**ЗАДАНИЕ A**:
По тексту о постановках про свадьбу Фигаро ответьте на вопросы:
(i) В какой срок укладываются все события сюжета?
(ii) Кто исполняет заглавную роль в петербургском спектакле?
(iii) Чем украшен костюм Миронова к свадебному апофеозу?
**ЗАДАНИЕ B**: Почему, судя по тексту о постановках про свадьбу Фигаро, режиссеров привлекла «надводная» часть сюжета? Ответьте в одном–трех предложениях.
**ЗАДАНИЕ C**: Продолжите текст о постановках про свадьбу Фигаро, начиная после его последнего предложения.

**ТЕКСТ ДЛЯ ЧТЕНИЯ**:
---
Но дело не только в социальных подтекстах – равно привлекательной стала, кажется, для режиссеров и "надводная" часть сооруженного комедиографом сюжета о готовящейся свадьбе Фигаро и Сюзанны и о счастливо преодоленных препятствиях на пути к оной. Сюжета, невероятно, запредельно насыщенного многообразными перипетиями, наполненного обольщениями и соблазнениями, неузнаваниями и узнаваниями, подслушиваниями, подсматриваниями, подмигиваниями, переодеваниями, разоблачениями и всяческими квипрокво. И все это в пределах одного только дня – поистине "безумного". Какой простор для демонстрации режиссерской изобретательности! И какие возможности для манипуляций с публикой, которая должна будет – под двойным давлением, драматурга и постановщика, – дойти к финалу до полного изнеможения, умоисступления и восторга!

Прибавим магию звездных имен: Андрея Мерзликина, исполняющего заглавную роль в спектакле петербургском, и Евгения Миронова – у москвичей. Они, конечно, разные: Мерзликин ростом повыше, а Миронов пониже. Зато Миронов славно поет по-французски. Но и Мерзликин имеет особенный талант (предъявленный им в прологе крамеровского спектакля) – делать красивую стойку на голове. Они – разные, однако же есть меж ними и нечто общее – в выражении напора и какого-то угрюмого оптимизма, запечатленного на их по-хорошему неярких, демократических лицах. Еще они различаются костюмами. Мерзликин – в белой спортивной маечке, открывающей развитую мускулатуру. Миронов, по большей части, в строгой черной паре, украшенной к свадебному апофеозу черной же "бабочкой" и белой розой в петлице.
---
Исходные записи
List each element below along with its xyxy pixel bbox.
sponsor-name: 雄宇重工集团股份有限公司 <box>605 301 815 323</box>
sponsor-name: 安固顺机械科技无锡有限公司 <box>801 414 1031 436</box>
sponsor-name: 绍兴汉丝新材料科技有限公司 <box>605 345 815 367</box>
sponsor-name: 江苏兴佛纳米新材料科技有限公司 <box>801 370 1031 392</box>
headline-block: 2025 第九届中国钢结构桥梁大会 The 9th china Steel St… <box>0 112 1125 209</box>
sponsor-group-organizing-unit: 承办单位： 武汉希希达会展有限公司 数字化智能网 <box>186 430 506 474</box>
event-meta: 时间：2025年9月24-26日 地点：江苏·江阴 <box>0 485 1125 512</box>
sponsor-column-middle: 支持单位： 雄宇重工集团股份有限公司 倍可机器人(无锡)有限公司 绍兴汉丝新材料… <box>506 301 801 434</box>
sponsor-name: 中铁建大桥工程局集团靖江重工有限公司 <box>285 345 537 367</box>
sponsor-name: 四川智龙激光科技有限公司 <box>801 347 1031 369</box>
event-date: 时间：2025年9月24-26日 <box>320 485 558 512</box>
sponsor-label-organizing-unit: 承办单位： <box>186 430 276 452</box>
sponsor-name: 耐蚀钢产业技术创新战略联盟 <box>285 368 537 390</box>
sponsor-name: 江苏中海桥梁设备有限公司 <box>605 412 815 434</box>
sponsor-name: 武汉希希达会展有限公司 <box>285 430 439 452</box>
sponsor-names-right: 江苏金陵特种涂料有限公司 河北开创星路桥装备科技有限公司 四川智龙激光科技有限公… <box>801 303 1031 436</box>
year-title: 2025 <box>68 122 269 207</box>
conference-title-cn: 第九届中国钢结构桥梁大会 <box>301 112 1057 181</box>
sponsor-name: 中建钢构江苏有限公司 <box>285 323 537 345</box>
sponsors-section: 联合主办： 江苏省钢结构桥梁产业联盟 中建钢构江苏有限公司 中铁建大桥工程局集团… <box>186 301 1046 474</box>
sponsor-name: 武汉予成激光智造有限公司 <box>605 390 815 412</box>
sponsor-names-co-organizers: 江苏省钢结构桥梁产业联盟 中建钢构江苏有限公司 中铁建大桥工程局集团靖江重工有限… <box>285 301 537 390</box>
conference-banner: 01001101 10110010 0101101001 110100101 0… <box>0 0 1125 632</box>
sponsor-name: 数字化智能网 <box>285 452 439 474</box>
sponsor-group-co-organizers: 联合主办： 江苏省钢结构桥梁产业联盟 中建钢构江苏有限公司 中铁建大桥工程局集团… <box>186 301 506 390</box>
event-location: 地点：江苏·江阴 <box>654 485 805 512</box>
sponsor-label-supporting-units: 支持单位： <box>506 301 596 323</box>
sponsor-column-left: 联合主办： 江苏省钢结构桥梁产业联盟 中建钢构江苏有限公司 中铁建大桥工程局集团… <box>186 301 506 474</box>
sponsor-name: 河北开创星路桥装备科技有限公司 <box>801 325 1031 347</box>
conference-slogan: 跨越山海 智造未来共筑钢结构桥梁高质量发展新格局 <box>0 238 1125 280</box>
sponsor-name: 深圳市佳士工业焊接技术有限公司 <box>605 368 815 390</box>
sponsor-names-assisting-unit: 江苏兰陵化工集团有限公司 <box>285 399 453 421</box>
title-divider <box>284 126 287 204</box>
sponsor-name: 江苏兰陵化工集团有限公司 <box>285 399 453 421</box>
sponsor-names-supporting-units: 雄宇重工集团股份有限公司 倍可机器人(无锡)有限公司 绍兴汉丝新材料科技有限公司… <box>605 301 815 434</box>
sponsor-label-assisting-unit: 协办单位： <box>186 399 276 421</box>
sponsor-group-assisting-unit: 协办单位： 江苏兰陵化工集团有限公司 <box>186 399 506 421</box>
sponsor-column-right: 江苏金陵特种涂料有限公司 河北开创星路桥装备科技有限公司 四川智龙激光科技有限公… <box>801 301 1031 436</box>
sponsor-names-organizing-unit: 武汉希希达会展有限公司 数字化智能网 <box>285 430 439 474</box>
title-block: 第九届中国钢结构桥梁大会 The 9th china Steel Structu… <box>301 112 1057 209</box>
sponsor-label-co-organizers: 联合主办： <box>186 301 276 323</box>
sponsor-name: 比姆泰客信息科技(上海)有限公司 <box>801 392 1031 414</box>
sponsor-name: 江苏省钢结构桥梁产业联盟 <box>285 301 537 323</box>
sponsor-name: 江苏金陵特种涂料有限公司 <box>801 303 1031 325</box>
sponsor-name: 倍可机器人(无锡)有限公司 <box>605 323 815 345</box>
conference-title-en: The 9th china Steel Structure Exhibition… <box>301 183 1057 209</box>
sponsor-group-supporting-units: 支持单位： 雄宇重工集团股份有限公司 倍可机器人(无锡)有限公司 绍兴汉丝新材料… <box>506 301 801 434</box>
---
**ОТВЕТ A**:
(i) В пределах одного дня.
(ii) Андрей Мерзликин.
(iii) Черной «бабочкой» и белой розой в петлице.

**ОТВЕТ B**: Сюжет запредельно насыщен перипетиями: обольщениями, узнаваниями, подслушиваниями, переодеваниями и разоблачениями. Всё это происходит за один день. Это дает простор для режиссерской изобретательности и возможности манипулировать публикой.

**ОТВЕТ C**:
Вообще намерений воссоздать национально-исторический колорит событий (и у Бомарше-то отчетливый не вполне: то ли французский, то ли испанский) у режиссеров не было, они к этому моменту отнеслись спокойно, без педантизма. Особенно спокойно – К. Серебренников, который взял да и перенес действие из века Просвещения куда-то в позднесоветские годы, знакомые ему куда лучше, по детским впечатлениям. Последнее время он с вещами, попадающими ему в руки, только так и поступает – и "Лес" Островского он туда перенес, и горьковских "Мещан". Благодаря чему сложился фирменный, можно сказать, стиль его постановок, обставленных полированной родительской мебелью и озвученных электрогитарной лирикой отечественных ВИА – столь же непременных составляющих его творческого меню, как зеленый горошек и майонез "провансаль" в салате "оливье" (тоже, кстати, любимом ингредиенте серебренниковского сценического антуража).

Еще тут в анамнезе просматривается крепкая прививка любительской студенческой эстрады с ее задорным громкоголосием ("Мы начинаем КВН! Для чего? Для кого.") и высокой динамикой. Так оно все и движется в московском "Фигаро" – от репризы к репризе, бойким аллюром, – и в заездах этих на равных с необъезженным театральным молодняком участвуют скакуны заслуженные, Авангард Леонтьев (Бартоло) с Лией Ахеджаковой (Марселина). Не отстает от них и Виталий Хаев (граф Альмавива), брутальный, быковатый, обладающий нешуточным актерским темпераментом. Чуть в стороне – скорее на трибуне, чем на дорожке, – Елена Морозова (графиня), играющая томную даму art nouveau. Она нередко возлежит, прочие же скачут. Зачем? Куда.

А в современность. В самое что ни на есть злободневное сегодня – с армейской "дедовщиной", популярной ксенофобией и "басманным" судопроизводством, разговоры о которых, привнесенные в текст режиссером, служат наилучшему усвоению продукта. Старик Бомарше подается публике хорошо подогретым, и зритель проглатывает лакомые кусочки с чувством исполненного гражданского долга.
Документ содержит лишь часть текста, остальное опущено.